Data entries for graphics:
— Start —

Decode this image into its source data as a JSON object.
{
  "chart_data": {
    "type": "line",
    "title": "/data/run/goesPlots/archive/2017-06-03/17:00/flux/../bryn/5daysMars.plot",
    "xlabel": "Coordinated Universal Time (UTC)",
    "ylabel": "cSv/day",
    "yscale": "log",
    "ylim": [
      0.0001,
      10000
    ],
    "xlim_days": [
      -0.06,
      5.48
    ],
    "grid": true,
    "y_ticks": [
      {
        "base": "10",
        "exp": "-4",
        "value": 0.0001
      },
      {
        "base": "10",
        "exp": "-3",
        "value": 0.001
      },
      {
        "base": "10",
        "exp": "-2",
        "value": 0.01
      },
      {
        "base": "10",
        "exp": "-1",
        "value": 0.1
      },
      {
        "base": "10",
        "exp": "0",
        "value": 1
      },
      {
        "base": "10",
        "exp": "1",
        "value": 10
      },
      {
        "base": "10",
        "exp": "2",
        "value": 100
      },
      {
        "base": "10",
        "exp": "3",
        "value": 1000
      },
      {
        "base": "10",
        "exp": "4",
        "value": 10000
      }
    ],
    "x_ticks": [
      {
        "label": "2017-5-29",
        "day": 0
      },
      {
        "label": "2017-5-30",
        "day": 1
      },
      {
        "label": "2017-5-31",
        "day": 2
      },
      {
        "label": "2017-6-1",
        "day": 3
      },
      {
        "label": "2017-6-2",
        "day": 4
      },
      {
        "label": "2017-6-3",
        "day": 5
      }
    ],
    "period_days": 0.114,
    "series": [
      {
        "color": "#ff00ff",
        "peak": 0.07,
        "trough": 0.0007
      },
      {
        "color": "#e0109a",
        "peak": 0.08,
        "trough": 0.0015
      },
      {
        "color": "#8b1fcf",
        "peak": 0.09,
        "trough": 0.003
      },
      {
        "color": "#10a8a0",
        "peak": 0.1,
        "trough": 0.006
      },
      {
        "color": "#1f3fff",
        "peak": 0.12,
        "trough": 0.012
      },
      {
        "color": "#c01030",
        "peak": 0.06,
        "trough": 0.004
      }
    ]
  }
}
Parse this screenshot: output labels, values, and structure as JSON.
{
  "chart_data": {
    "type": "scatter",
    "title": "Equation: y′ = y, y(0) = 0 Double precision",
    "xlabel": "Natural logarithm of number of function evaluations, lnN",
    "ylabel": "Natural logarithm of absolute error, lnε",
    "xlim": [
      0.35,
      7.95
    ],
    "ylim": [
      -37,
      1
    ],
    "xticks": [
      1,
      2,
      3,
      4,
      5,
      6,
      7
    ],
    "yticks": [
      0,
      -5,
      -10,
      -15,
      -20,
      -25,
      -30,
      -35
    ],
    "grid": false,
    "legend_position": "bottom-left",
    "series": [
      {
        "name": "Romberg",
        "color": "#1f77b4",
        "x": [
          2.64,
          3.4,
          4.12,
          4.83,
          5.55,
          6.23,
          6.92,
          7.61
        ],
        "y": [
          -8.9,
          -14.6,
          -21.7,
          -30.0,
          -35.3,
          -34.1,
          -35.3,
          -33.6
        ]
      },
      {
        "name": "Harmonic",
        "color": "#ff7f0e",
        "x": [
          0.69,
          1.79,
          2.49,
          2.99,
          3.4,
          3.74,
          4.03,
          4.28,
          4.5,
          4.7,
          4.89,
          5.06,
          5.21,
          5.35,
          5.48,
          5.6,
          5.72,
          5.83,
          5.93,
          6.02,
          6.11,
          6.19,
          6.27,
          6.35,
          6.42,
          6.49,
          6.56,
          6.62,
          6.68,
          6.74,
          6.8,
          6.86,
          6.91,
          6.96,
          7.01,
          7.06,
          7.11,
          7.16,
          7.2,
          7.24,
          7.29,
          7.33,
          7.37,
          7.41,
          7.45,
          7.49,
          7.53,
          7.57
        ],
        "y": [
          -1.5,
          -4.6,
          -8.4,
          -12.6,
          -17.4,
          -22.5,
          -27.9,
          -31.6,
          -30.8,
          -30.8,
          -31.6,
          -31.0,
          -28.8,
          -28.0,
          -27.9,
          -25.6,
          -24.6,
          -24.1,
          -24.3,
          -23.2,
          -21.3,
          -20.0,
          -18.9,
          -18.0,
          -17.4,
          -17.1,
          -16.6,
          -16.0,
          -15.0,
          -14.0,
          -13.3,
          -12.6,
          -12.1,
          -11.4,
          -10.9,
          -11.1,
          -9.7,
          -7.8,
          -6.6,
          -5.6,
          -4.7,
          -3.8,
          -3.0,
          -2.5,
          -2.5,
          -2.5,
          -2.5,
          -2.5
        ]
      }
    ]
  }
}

— End —

— Given problem —
Type out all of the material again, word for word.

— Solution to the exercise —
Decode this image into its source data as a JSON object.
{
  "chart_data": {
    "type": "line",
    "title": "/data/run/goesPlots/archive/2017-06-03/17:00/flux/../bryn/5daysMars.plot",
    "xlabel": "Coordinated Universal Time (UTC)",
    "ylabel": "cSv/day",
    "yscale": "log",
    "ylim": [
      0.0001,
      10000
    ],
    "xlim_days": [
      -0.06,
      5.48
    ],
    "grid": true,
    "y_ticks": [
      {
        "base": "10",
        "exp": "-4",
        "value": 0.0001
      },
      {
        "base": "10",
        "exp": "-3",
        "value": 0.001
      },
      {
        "base": "10",
        "exp": "-2",
        "value": 0.01
      },
      {
        "base": "10",
        "exp": "-1",
        "value": 0.1
      },
      {
        "base": "10",
        "exp": "0",
        "value": 1
      },
      {
        "base": "10",
        "exp": "1",
        "value": 10
      },
      {
        "base": "10",
        "exp": "2",
        "value": 100
      },
      {
        "base": "10",
        "exp": "3",
        "value": 1000
      },
      {
        "base": "10",
        "exp": "4",
        "value": 10000
      }
    ],
    "x_ticks": [
      {
        "label": "2017-5-29",
        "day": 0
      },
      {
        "label": "2017-5-30",
        "day": 1
      },
      {
        "label": "2017-5-31",
        "day": 2
      },
      {
        "label": "2017-6-1",
        "day": 3
      },
      {
        "label": "2017-6-2",
        "day": 4
      },
      {
        "label": "2017-6-3",
        "day": 5
      }
    ],
    "period_days": 0.114,
    "series": [
      {
        "color": "#ff00ff",
        "peak": 0.07,
        "trough": 0.0007
      },
      {
        "color": "#e0109a",
        "peak": 0.08,
        "trough": 0.0015
      },
      {
        "color": "#8b1fcf",
        "peak": 0.09,
        "trough": 0.003
      },
      {
        "color": "#10a8a0",
        "peak": 0.1,
        "trough": 0.006
      },
      {
        "color": "#1f3fff",
        "peak": 0.12,
        "trough": 0.012
      },
      {
        "color": "#c01030",
        "peak": 0.06,
        "trough": 0.004
      }
    ]
  }
}
Parse this screenshot: output labels, values, and structure as JSON.
{
  "chart_data": {
    "type": "scatter",
    "title": "Equation: y′ = y, y(0) = 0 Double precision",
    "xlabel": "Natural logarithm of number of function evaluations, lnN",
    "ylabel": "Natural logarithm of absolute error, lnε",
    "xlim": [
      0.35,
      7.95
    ],
    "ylim": [
      -37,
      1
    ],
    "xticks": [
      1,
      2,
      3,
      4,
      5,
      6,
      7
    ],
    "yticks": [
      0,
      -5,
      -10,
      -15,
      -20,
      -25,
      -30,
      -35
    ],
    "grid": false,
    "legend_position": "bottom-left",
    "series": [
      {
        "name": "Romberg",
        "color": "#1f77b4",
        "x": [
          2.64,
          3.4,
          4.12,
          4.83,
          5.55,
          6.23,
          6.92,
          7.61
        ],
        "y": [
          -8.9,
          -14.6,
          -21.7,
          -30.0,
          -35.3,
          -34.1,
          -35.3,
          -33.6
        ]
      },
      {
        "name": "Harmonic",
        "color": "#ff7f0e",
        "x": [
          0.69,
          1.79,
          2.49,
          2.99,
          3.4,
          3.74,
          4.03,
          4.28,
          4.5,
          4.7,
          4.89,
          5.06,
          5.21,
          5.35,
          5.48,
          5.6,
          5.72,
          5.83,
          5.93,
          6.02,
          6.11,
          6.19,
          6.27,
          6.35,
          6.42,
          6.49,
          6.56,
          6.62,
          6.68,
          6.74,
          6.8,
          6.86,
          6.91,
          6.96,
          7.01,
          7.06,
          7.11,
          7.16,
          7.2,
          7.24,
          7.29,
          7.33,
          7.37,
          7.41,
          7.45,
          7.49,
          7.53,
          7.57
        ],
        "y": [
          -1.5,
          -4.6,
          -8.4,
          -12.6,
          -17.4,
          -22.5,
          -27.9,
          -31.6,
          -30.8,
          -30.8,
          -31.6,
          -31.0,
          -28.8,
          -28.0,
          -27.9,
          -25.6,
          -24.6,
          -24.1,
          -24.3,
          -23.2,
          -21.3,
          -20.0,
          -18.9,
          -18.0,
          -17.4,
          -17.1,
          -16.6,
          -16.0,
          -15.0,
          -14.0,
          -13.3,
          -12.6,
          -12.1,
          -11.4,
          -10.9,
          -11.1,
          -9.7,
          -7.8,
          -6.6,
          -5.6,
          -4.7,
          -3.8,
          -3.0,
          -2.5,
          -2.5,
          -2.5,
          -2.5,
          -2.5
        ]
      }
    ]
  }
}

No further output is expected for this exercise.